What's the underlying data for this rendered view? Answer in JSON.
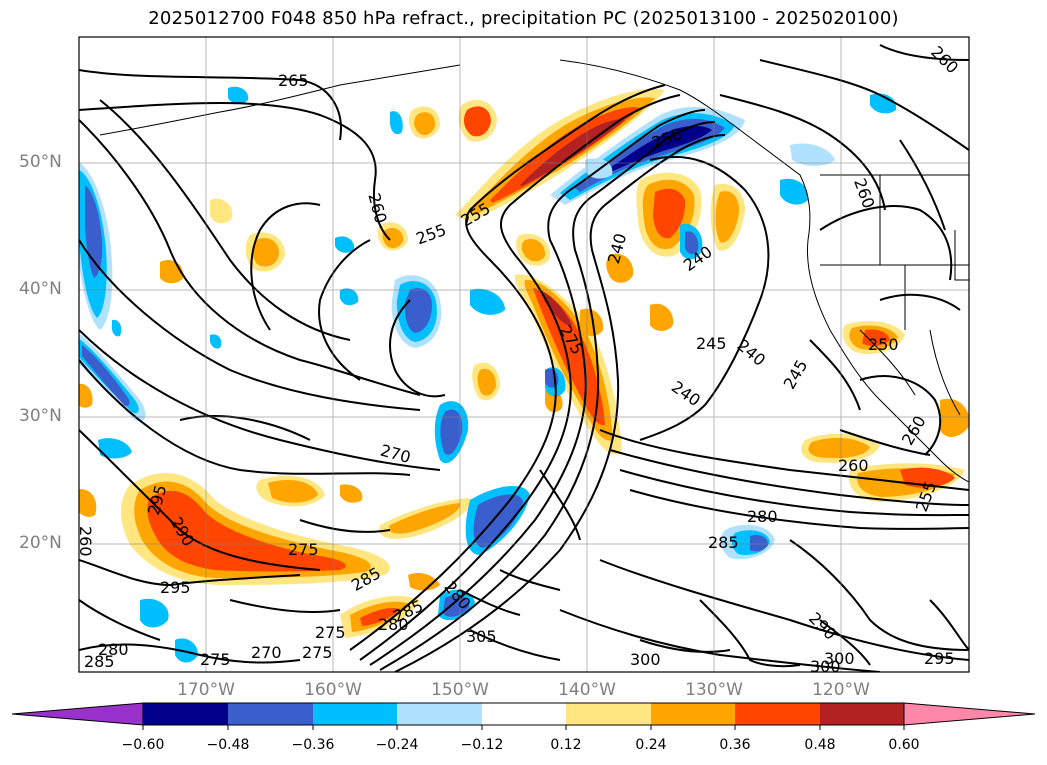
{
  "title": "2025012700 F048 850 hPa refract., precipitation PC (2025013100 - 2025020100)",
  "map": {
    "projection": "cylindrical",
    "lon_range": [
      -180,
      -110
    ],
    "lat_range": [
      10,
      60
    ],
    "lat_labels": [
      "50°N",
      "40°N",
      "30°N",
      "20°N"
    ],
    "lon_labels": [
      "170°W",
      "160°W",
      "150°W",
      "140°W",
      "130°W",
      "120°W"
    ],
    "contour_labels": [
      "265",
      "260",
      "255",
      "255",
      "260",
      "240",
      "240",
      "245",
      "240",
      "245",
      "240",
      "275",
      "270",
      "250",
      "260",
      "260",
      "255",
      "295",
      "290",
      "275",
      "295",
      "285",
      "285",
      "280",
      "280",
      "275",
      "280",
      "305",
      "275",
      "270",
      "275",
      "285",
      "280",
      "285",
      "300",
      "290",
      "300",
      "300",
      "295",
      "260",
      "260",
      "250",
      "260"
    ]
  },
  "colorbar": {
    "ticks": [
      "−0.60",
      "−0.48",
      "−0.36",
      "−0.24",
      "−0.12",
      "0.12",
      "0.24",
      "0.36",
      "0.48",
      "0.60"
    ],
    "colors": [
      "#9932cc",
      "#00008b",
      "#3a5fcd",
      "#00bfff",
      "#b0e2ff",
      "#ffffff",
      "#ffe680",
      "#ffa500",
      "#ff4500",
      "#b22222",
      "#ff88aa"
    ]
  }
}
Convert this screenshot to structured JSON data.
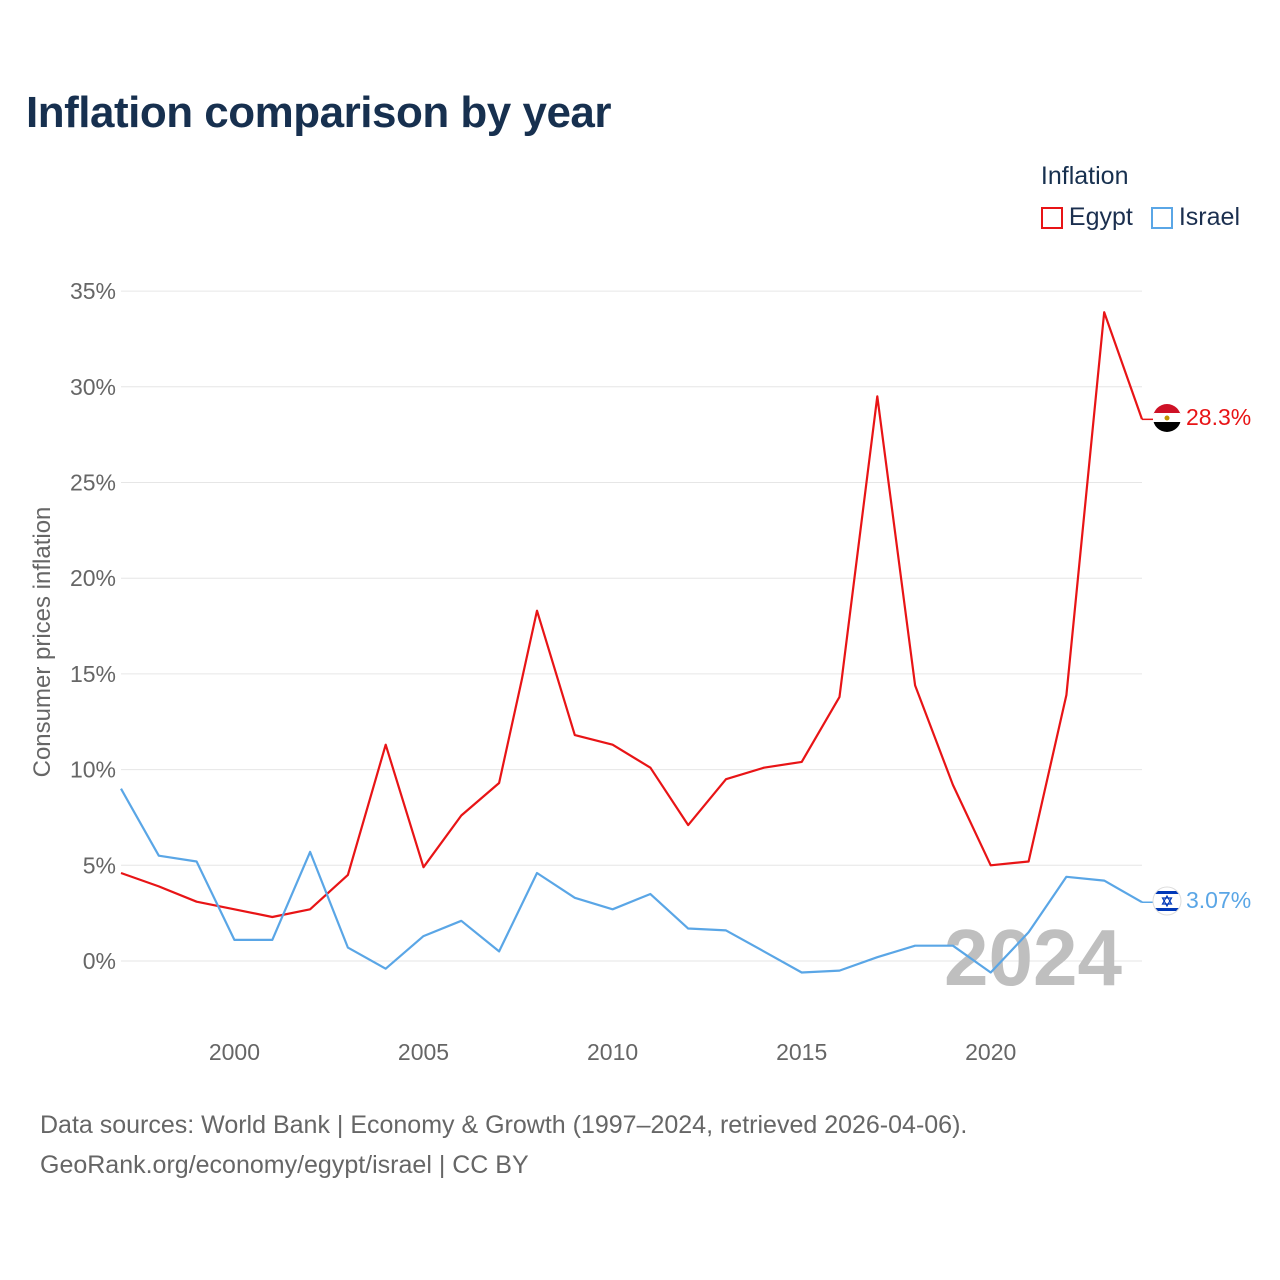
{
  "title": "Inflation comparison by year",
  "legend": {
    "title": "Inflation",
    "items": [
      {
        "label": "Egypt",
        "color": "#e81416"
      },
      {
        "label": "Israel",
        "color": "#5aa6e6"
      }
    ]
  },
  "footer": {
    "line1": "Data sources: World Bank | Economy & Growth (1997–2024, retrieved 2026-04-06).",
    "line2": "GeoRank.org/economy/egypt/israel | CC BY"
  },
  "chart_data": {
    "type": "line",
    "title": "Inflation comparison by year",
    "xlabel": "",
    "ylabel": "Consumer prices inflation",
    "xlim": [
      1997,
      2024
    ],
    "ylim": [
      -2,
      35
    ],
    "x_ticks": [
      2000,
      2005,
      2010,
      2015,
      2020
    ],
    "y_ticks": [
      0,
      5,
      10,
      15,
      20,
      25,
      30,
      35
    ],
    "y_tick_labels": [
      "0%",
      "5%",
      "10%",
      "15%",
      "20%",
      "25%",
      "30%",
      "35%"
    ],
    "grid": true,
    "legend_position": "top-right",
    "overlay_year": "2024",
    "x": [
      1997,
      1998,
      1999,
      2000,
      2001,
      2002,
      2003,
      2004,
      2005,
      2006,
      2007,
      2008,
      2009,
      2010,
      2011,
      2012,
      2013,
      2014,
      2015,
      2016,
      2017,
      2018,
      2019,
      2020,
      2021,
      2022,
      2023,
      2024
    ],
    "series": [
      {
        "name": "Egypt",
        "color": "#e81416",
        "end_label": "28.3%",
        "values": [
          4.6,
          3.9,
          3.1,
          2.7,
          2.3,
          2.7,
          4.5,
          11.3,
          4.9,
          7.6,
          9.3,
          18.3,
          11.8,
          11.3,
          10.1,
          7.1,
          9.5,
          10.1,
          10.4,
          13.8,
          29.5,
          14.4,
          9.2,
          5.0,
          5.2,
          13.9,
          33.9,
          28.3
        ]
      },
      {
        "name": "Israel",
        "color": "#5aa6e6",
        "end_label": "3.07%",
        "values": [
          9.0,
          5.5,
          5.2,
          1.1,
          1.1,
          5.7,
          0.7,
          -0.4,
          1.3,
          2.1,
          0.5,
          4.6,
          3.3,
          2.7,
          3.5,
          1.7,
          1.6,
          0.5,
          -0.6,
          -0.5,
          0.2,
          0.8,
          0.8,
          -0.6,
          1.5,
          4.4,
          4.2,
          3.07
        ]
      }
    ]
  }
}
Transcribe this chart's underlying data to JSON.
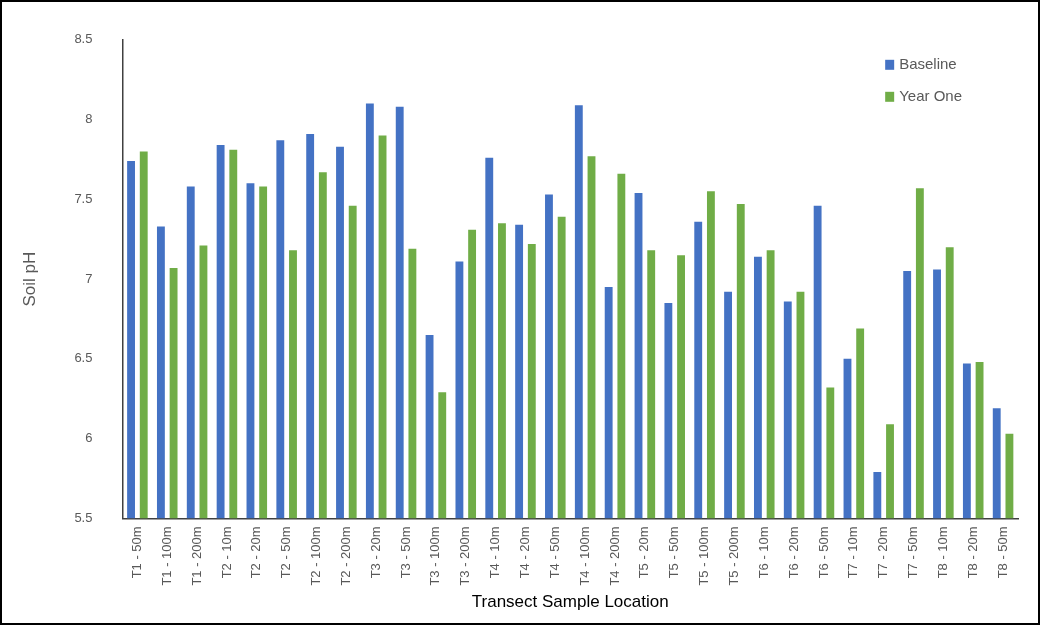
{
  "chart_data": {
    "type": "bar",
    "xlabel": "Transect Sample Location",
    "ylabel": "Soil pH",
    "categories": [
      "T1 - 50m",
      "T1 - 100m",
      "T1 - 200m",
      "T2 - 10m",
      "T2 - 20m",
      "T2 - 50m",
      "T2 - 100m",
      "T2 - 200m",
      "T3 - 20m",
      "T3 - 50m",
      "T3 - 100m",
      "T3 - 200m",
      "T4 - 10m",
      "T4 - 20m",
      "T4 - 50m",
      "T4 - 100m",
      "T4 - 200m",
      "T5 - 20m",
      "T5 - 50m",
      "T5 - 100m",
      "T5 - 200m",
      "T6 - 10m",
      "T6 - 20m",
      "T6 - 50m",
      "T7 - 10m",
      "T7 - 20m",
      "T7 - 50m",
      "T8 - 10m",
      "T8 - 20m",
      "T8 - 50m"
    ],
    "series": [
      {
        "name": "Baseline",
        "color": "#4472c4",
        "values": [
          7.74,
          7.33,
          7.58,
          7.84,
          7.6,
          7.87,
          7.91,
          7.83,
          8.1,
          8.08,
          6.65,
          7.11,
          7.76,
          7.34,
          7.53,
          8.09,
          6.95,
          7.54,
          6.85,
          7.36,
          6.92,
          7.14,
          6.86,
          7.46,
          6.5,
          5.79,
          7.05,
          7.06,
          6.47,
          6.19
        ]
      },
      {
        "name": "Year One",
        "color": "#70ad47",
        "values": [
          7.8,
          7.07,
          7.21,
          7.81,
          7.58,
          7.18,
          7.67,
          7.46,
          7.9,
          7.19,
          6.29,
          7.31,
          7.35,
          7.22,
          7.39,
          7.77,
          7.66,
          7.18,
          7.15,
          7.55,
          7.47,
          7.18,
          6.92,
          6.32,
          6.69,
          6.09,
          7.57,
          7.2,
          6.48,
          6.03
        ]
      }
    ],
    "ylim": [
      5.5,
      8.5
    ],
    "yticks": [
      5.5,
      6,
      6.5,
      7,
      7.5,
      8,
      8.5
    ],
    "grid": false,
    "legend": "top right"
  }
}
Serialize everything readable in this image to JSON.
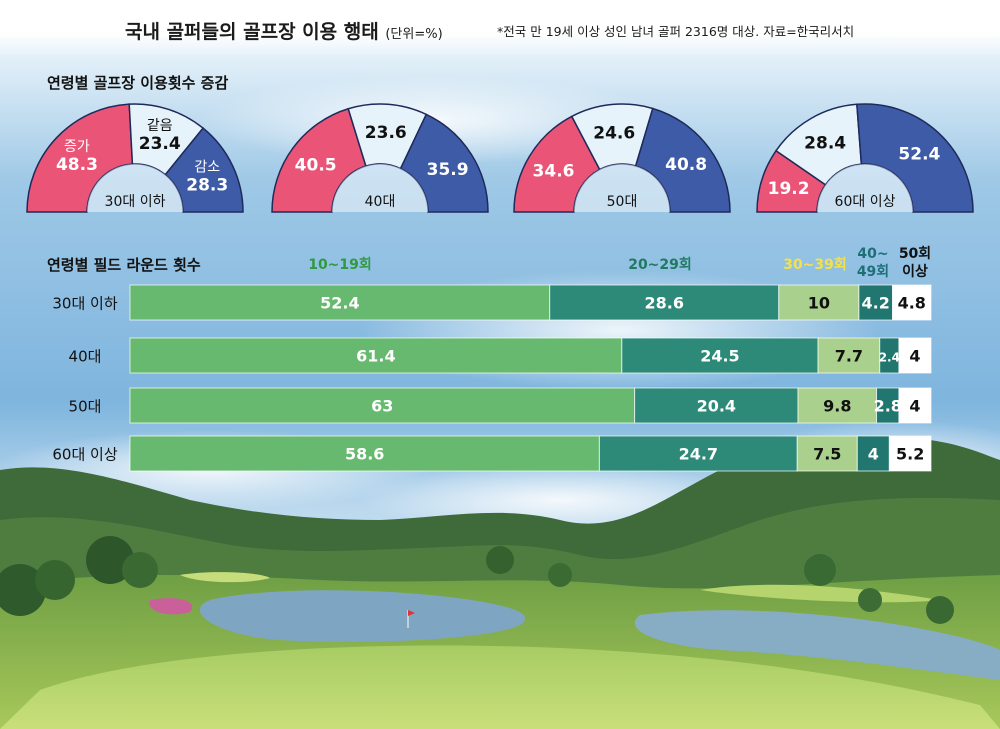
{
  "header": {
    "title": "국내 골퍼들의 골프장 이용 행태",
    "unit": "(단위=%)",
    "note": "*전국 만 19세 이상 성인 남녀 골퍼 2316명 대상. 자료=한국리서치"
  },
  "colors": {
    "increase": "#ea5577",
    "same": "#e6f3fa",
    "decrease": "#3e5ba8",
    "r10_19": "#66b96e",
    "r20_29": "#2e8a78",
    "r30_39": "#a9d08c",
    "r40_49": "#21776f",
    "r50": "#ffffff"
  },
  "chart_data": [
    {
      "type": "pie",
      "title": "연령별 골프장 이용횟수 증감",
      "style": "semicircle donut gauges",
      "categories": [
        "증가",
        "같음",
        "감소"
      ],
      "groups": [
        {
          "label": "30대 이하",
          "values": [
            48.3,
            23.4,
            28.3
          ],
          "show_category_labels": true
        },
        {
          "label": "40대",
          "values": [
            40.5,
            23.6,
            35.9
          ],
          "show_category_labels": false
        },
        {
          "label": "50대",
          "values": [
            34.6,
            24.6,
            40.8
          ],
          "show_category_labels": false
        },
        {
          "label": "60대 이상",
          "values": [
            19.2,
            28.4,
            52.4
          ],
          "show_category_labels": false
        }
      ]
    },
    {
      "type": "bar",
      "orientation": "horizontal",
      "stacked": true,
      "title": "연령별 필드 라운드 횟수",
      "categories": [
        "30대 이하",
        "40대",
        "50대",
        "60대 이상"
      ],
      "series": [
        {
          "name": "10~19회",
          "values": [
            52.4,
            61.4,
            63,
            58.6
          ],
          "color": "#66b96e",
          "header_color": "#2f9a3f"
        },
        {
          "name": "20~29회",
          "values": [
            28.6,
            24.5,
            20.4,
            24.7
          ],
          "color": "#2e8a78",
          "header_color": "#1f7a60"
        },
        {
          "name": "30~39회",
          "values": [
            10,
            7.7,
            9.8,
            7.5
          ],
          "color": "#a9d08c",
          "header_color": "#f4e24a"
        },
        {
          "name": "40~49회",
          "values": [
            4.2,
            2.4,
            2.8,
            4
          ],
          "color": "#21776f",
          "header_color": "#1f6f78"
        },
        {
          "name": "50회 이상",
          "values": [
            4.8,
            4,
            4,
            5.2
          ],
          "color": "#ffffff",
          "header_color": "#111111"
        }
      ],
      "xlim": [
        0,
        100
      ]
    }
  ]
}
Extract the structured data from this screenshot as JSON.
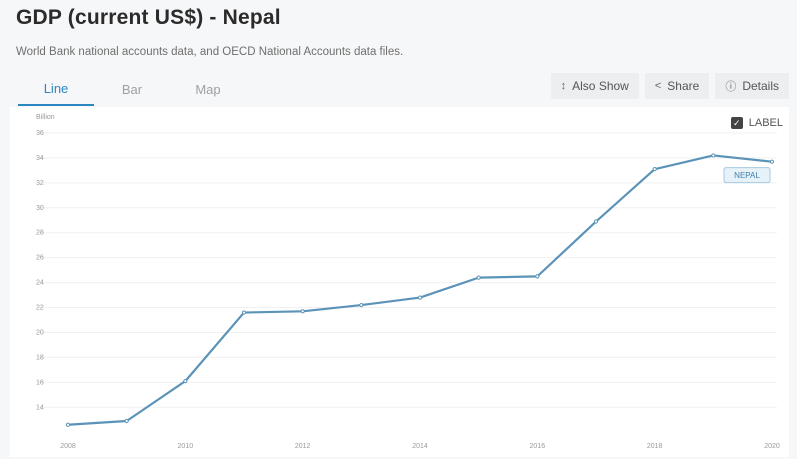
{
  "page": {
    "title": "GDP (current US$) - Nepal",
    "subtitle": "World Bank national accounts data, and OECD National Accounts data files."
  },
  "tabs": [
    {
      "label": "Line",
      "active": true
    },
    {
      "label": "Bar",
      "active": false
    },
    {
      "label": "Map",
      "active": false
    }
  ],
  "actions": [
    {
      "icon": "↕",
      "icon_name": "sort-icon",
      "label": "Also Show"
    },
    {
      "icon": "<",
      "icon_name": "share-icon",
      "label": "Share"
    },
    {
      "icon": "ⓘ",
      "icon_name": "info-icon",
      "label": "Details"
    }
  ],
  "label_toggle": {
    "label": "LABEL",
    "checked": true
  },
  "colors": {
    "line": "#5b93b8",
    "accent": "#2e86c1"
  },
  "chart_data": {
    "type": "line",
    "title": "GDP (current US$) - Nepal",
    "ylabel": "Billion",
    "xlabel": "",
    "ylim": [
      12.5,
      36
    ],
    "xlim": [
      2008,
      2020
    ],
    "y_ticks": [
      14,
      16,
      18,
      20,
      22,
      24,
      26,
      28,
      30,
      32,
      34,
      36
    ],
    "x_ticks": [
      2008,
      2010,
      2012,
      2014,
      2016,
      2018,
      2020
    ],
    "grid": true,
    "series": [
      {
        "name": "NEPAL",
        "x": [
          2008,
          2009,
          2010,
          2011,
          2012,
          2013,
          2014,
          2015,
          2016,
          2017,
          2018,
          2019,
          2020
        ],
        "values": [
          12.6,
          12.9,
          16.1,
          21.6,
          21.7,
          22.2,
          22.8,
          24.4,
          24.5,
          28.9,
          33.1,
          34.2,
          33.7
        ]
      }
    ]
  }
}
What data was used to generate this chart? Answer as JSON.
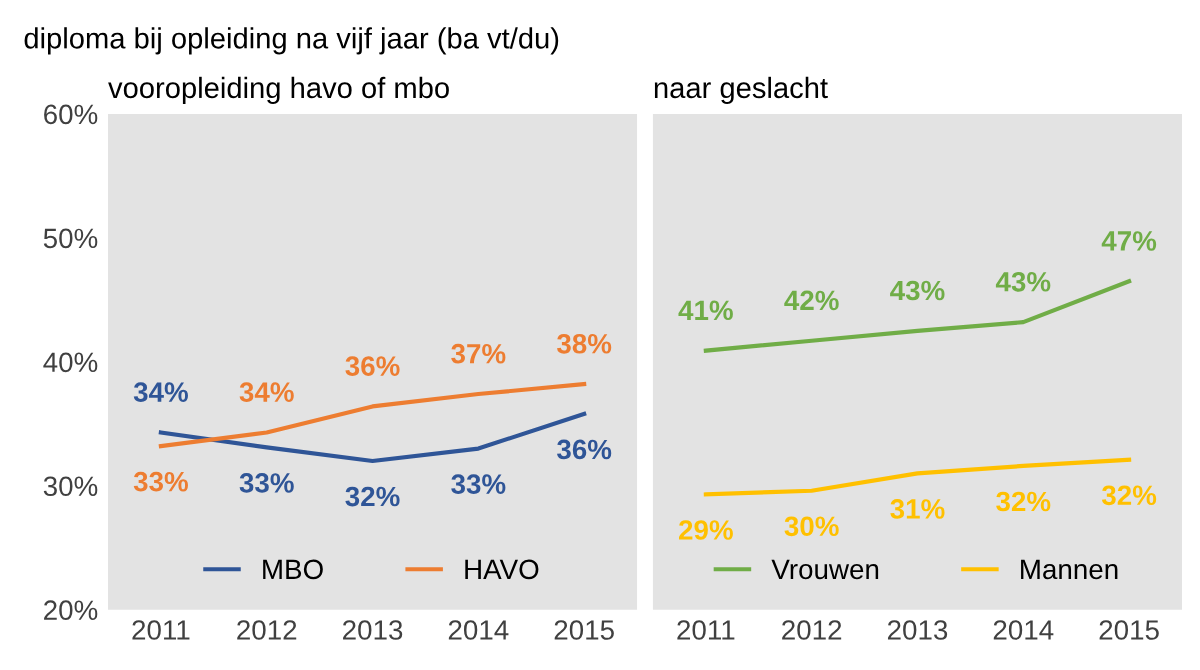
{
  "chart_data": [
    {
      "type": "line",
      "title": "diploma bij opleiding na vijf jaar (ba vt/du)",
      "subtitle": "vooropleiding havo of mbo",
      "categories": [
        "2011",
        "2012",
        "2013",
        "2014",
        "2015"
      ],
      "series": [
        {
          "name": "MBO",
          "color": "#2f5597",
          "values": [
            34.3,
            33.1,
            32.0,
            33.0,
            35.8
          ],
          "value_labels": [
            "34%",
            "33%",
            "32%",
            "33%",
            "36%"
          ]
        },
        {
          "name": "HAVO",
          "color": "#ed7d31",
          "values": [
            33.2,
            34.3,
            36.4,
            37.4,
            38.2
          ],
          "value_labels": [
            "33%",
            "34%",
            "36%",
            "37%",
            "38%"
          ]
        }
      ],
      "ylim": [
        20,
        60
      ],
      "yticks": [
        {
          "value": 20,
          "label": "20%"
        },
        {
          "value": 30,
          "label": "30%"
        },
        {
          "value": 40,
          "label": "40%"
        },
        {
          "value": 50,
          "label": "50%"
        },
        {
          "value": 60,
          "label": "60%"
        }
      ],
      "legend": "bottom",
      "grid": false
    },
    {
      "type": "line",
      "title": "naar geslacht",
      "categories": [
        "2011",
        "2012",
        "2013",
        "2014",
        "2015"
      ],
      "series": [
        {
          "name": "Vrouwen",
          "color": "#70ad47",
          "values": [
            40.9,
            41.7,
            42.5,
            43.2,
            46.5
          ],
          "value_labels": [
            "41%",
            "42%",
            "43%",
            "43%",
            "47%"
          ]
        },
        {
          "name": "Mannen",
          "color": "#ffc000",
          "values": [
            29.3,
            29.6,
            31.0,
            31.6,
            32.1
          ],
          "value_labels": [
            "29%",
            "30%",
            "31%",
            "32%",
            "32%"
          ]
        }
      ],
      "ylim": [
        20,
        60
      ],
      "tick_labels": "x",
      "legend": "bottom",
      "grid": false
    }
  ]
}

┄┄┄┄┄┄

**WORK INSTRUCTIONS**
Find "this". Copy every line it occurs in.

**REPLY TO THE EXERCISE**
What's the underlying data for this rendered view? Answer in JSON.
Convert this screenshot to structured JSON data.
Transcribe this chart's underlying data to JSON.
Serialize everything readable in this image to JSON.
Extract the structured data from this screenshot as JSON.
What data was used to generate this chart? Answer as JSON.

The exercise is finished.